[Data records]
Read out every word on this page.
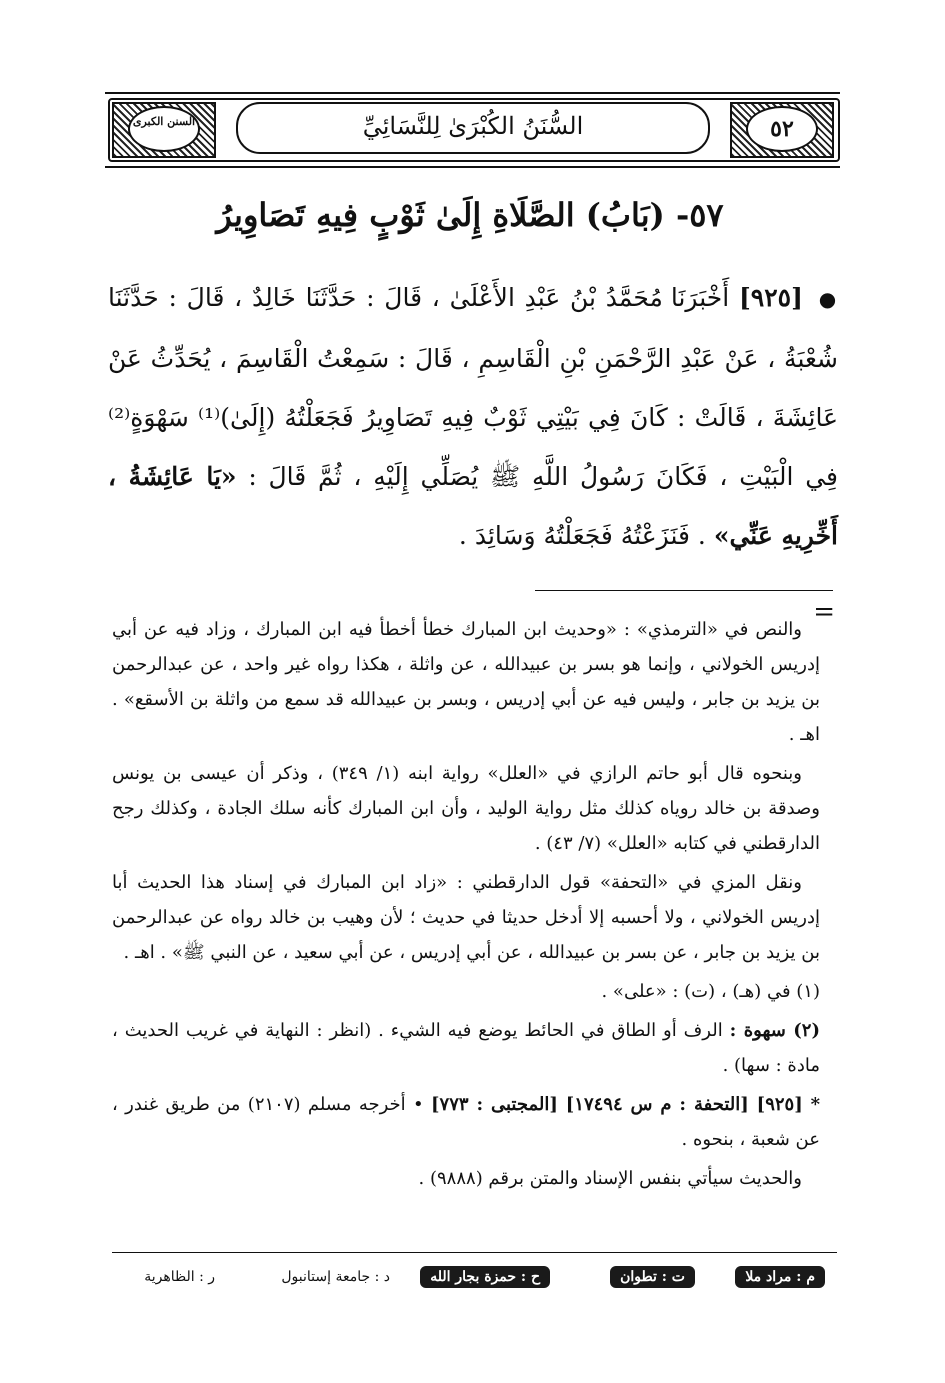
السنن الكبرى	٥٢
السُّنَنُ الكُبْرَىٰ لِلنَّسَائِيِّ
٥٧- (بَابُ) الصَّلَاةِ إِلَىٰ ثَوْبٍ فِيهِ تَصَاوِيرُ

● [٩٢٥] أَخْبَرَنَا مُحَمَّدُ بْنُ عَبْدِ الأَعْلَىٰ ، قَالَ : حَدَّثَنَا خَالِدٌ ، قَالَ : حَدَّثَنَا شُعْبَةُ ، عَنْ عَبْدِ الرَّحْمَنِ بْنِ الْقَاسِمِ ، قَالَ : سَمِعْتُ الْقَاسِمَ ، يُحَدِّثُ عَنْ عَائِشَةَ ، قَالَتْ : كَانَ فِي بَيْتِي ثَوْبٌ فِيهِ تَصَاوِيرُ فَجَعَلْتُهُ (إِلَىٰ)⁽¹⁾ سَهْوَةٍ⁽²⁾ فِي الْبَيْتِ ، فَكَانَ رَسُولُ اللَّهِ ﷺ يُصَلِّي إِلَيْهِ ، ثُمَّ قَالَ : «يَا عَائِشَةُ ، أَخِّرِيهِ عَنِّي» . فَنَزَعْتُهُ فَجَعَلْتُهُ وَسَائِدَ .

=

والنص في «الترمذي» : «وحديث ابن المبارك خطأ أخطأ فيه ابن المبارك ، وزاد فيه عن أبي إدريس الخولاني ، وإنما هو بسر بن عبيدالله ، عن واثلة ، هكذا رواه غير واحد ، عن عبدالرحمن بن يزيد بن جابر ، وليس فيه عن أبي إدريس ، وبسر بن عبيدالله قد سمع من واثلة بن الأسقع» . اهـ .

وبنحوه قال أبو حاتم الرازي في «العلل» رواية ابنه (١/ ٣٤٩) ، وذكر أن عيسى بن يونس وصدقة بن خالد روياه كذلك مثل رواية الوليد ، وأن ابن المبارك كأنه سلك الجادة ، وكذلك رجح الدارقطني في كتابه «العلل» (٧/ ٤٣) .

ونقل المزي في «التحفة» قول الدارقطني : «زاد ابن المبارك في إسناد هذا الحديث أبا إدريس الخولاني ، ولا أحسبه إلا أدخل حديثا في حديث ؛ لأن وهيب بن خالد رواه عن عبدالرحمن بن يزيد بن جابر ، عن بسر بن عبيدالله ، عن أبي إدريس ، عن أبي سعيد ، عن النبي ﷺ» . اهـ .

(١) في (هـ) ، (ت) : «على» .

(٢) سهوة : الرف أو الطاق في الحائط يوضع فيه الشيء . (انظر : النهاية في غريب الحديث ، مادة : سها) .

* [٩٢٥] [التحفة : م س ١٧٤٩٤] [المجتبى : ٧٧٣] • أخرجه مسلم (٢١٠٧) من طريق غندر ، عن شعبة ، بنحوه .

والحديث سيأتي بنفس الإسناد والمتن برقم (٩٨٨٨) .

م : مراد ملا
ت : تطوان
ح : حمزة بجار الله
د : جامعة إستانبول
ر : الظاهرية
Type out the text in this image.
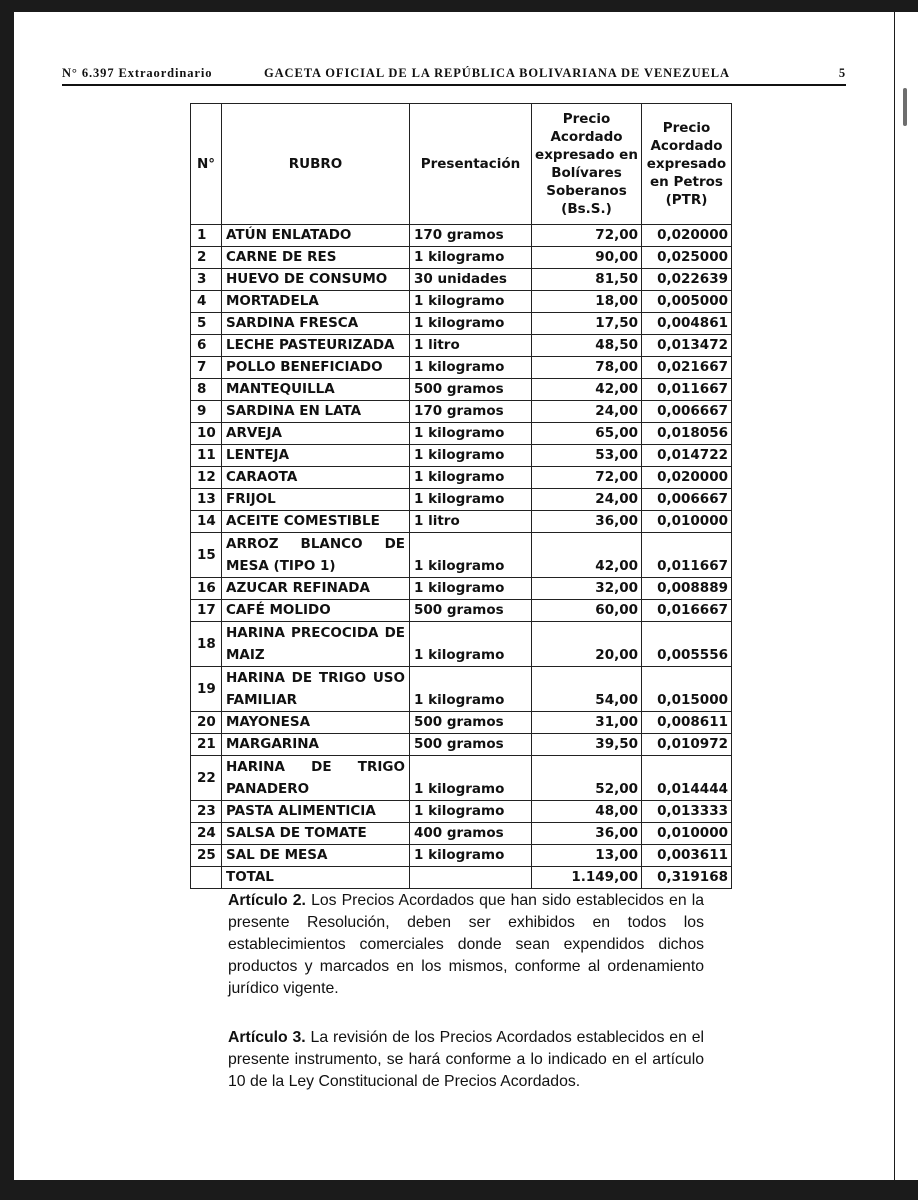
N° 6.397 Extraordinario	GACETA OFICIAL DE LA REPÚBLICA BOLIVARIANA DE VENEZUELA	5
N°	RUBRO	Presentación	Precio Acordado expresado en Bolívares Soberanos (Bs.S.)	Precio Acordado expresado en Petros (PTR)
1	ATÚN ENLATADO	170 gramos	72,00	0,020000
2	CARNE DE RES	1 kilogramo	90,00	0,025000
3	HUEVO DE CONSUMO	30 unidades	81,50	0,022639
4	MORTADELA	1 kilogramo	18,00	0,005000
5	SARDINA FRESCA	1 kilogramo	17,50	0,004861
6	LECHE PASTEURIZADA	1 litro	48,50	0,013472
7	POLLO BENEFICIADO	1 kilogramo	78,00	0,021667
8	MANTEQUILLA	500 gramos	42,00	0,011667
9	SARDINA EN LATA	170 gramos	24,00	0,006667
10	ARVEJA	1 kilogramo	65,00	0,018056
11	LENTEJA	1 kilogramo	53,00	0,014722
12	CARAOTA	1 kilogramo	72,00	0,020000
13	FRIJOL	1 kilogramo	24,00	0,006667
14	ACEITE COMESTIBLE	1 litro	36,00	0,010000
15	ARROZ BLANCO DE MESA (TIPO 1)	1 kilogramo	42,00	0,011667
16	AZUCAR REFINADA	1 kilogramo	32,00	0,008889
17	CAFÉ MOLIDO	500 gramos	60,00	0,016667
18	HARINA PRECOCIDA DE MAIZ	1 kilogramo	20,00	0,005556
19	HARINA DE TRIGO USO FAMILIAR	1 kilogramo	54,00	0,015000
20	MAYONESA	500 gramos	31,00	0,008611
21	MARGARINA	500 gramos	39,50	0,010972
22	HARINA DE TRIGO PANADERO	1 kilogramo	52,00	0,014444
23	PASTA ALIMENTICIA	1 kilogramo	48,00	0,013333
24	SALSA DE TOMATE	400 gramos	36,00	0,010000
25	SAL DE MESA	1 kilogramo	13,00	0,003611
	TOTAL		1.149,00	0,319168

Artículo 2. Los Precios Acordados que han sido establecidos en la presente Resolución, deben ser exhibidos en todos los establecimientos comerciales donde sean expendidos dichos productos y marcados en los mismos, conforme al ordenamiento jurídico vigente.

Artículo 3. La revisión de los Precios Acordados establecidos en el presente instrumento, se hará conforme a lo indicado en el artículo 10 de la Ley Constitucional de Precios Acordados.
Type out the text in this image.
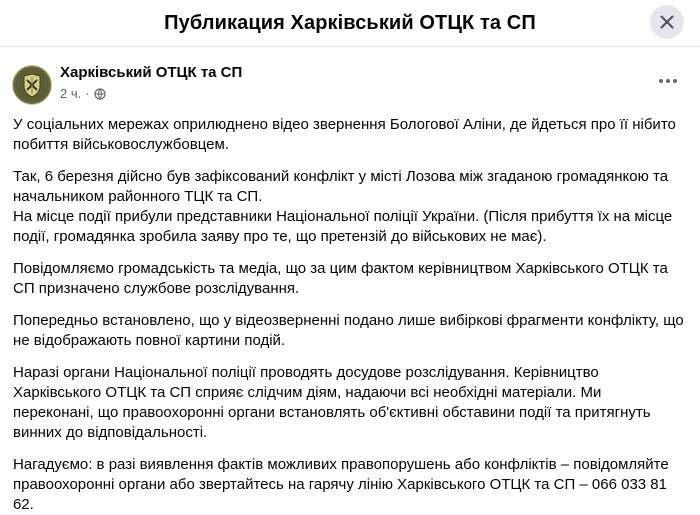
Публикация Харківський ОТЦК та СП
Харківський ОТЦК та СП
2 ч. ·

У соціальних мережах оприлюднено відео звернення Бологової Аліни, де йдеться про її нібито побиття військовослужбовцем.

Так, 6 березня дійсно був зафіксований конфлікт у місті Лозова між згаданою громадянкою та начальником районного ТЦК та СП.
На місце події прибули представники Національної поліції України. (Після прибуття їх на місце події, громадянка зробила заяву про те, що претензій до військових не має).

Повідомляємо громадськість та медіа, що за цим фактом керівництвом Харківського ОТЦК та СП призначено службове розслідування.

Попередньо встановлено, що у відеозверненні подано лише вибіркові фрагменти конфлікту, що не відображають повної картини подій.

Наразі органи Національної поліції проводять досудове розслідування. Керівництво Харківського ОТЦК та СП сприяє слідчим діям, надаючи всі необхідні матеріали. Ми переконані, що правоохоронні органи встановлять об'єктивні обставини події та притягнуть винних до відповідальності.

Нагадуємо: в разі виявлення фактів можливих правопорушень або конфліктів – повідомляйте правоохоронні органи або звертайтесь на гарячу лінію Харківського ОТЦК та СП – 066 033 81 62.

### What needs to be done
Return every line of the preceding records in which the word "المبارك" appears.

### Complete answer
والنص في «الترمذي» : «وحديث ابن المبارك خطأ أخطأ فيه ابن المبارك ، وزاد فيه عن أبي إدريس الخولاني ، وإنما هو بسر بن عبيدالله ، عن واثلة ، هكذا رواه غير واحد ، عن عبدالرحمن بن يزيد بن جابر ، وليس فيه عن أبي إدريس ، وبسر بن عبيدالله قد سمع من واثلة بن الأسقع» . اهـ .
وبنحوه قال أبو حاتم الرازي في «العلل» رواية ابنه (١/ ٣٤٩) ، وذكر أن عيسى بن يونس وصدقة بن خالد روياه كذلك مثل رواية الوليد ، وأن ابن المبارك كأنه سلك الجادة ، وكذلك رجح الدارقطني في كتابه «العلل» (٧/ ٤٣) .
ونقل المزي في «التحفة» قول الدارقطني : «زاد ابن المبارك في إسناد هذا الحديث أبا إدريس الخولاني ، ولا أحسبه إلا أدخل حديثا في حديث ؛ لأن وهيب بن خالد رواه عن عبدالرحمن بن يزيد بن جابر ، عن بسر بن عبيدالله ، عن أبي إدريس ، عن أبي سعيد ، عن النبي ﷺ» . اهـ .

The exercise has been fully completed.